* Stated problem
Copy out each line of the data holding "date".
— START OF Dataset records —
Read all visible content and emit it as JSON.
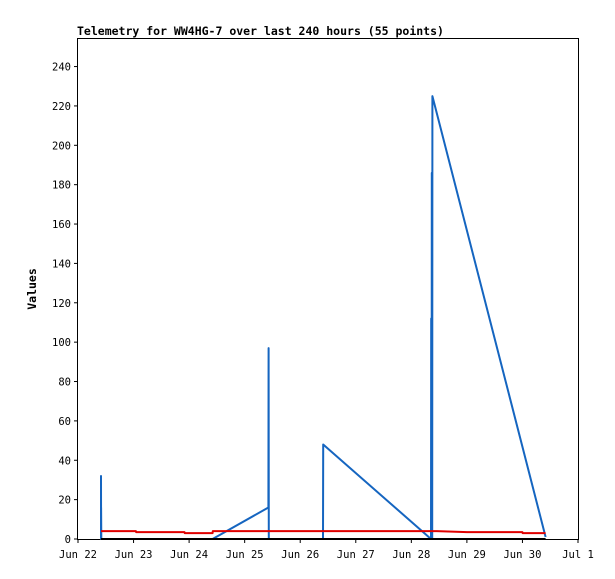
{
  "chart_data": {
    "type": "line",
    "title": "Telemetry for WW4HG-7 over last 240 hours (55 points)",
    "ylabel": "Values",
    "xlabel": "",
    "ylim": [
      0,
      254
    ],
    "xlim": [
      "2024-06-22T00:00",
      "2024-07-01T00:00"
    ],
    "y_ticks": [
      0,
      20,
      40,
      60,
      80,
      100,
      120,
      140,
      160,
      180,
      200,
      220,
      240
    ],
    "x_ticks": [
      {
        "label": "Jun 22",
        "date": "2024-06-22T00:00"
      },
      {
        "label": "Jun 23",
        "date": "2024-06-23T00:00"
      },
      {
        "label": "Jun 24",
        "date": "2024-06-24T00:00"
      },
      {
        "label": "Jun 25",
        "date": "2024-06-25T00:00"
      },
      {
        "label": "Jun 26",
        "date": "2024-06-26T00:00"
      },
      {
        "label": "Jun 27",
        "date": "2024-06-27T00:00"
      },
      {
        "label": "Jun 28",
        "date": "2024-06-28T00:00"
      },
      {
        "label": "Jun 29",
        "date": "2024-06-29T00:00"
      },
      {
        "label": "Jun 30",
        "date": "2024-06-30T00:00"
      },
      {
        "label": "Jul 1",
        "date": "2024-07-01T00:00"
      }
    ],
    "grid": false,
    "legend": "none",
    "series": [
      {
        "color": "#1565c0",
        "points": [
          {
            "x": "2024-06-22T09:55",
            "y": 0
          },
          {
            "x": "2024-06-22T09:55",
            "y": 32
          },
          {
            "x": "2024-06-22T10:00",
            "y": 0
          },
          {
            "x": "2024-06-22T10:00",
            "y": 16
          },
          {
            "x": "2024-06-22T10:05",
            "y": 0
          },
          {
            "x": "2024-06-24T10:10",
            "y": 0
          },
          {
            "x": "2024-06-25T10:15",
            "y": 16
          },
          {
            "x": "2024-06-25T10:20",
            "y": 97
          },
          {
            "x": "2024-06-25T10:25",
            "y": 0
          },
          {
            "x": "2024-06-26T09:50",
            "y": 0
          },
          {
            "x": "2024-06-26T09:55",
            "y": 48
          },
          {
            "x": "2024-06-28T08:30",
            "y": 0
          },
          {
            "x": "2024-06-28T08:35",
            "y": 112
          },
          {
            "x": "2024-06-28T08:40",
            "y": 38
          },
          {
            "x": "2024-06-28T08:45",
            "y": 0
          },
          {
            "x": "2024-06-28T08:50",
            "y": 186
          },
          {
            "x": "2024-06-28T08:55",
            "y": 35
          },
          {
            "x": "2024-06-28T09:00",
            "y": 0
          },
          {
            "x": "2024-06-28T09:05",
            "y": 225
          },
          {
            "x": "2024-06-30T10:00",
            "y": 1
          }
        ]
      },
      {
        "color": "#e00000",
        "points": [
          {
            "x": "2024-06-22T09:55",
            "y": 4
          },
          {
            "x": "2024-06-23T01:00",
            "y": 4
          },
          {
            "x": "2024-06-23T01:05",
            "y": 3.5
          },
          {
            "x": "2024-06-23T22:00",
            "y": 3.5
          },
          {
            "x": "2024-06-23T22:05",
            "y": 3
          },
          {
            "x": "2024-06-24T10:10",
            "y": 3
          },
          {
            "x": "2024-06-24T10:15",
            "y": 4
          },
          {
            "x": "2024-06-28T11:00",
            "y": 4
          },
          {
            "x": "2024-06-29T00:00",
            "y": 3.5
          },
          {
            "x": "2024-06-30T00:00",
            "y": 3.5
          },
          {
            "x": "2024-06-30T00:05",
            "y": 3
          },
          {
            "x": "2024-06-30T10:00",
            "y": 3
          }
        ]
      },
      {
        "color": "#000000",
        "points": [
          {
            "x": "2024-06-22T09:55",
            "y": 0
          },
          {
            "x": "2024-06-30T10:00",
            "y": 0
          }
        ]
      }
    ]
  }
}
— END OF Dataset records —
* Exercise response
        "date": "2024-06-22T00:00"
        "date": "2024-06-23T00:00"
        "date": "2024-06-24T00:00"
        "date": "2024-06-25T00:00"
        "date": "2024-06-26T00:00"
        "date": "2024-06-27T00:00"
        "date": "2024-06-28T00:00"
        "date": "2024-06-29T00:00"
        "date": "2024-06-30T00:00"
        "date": "2024-07-01T00:00"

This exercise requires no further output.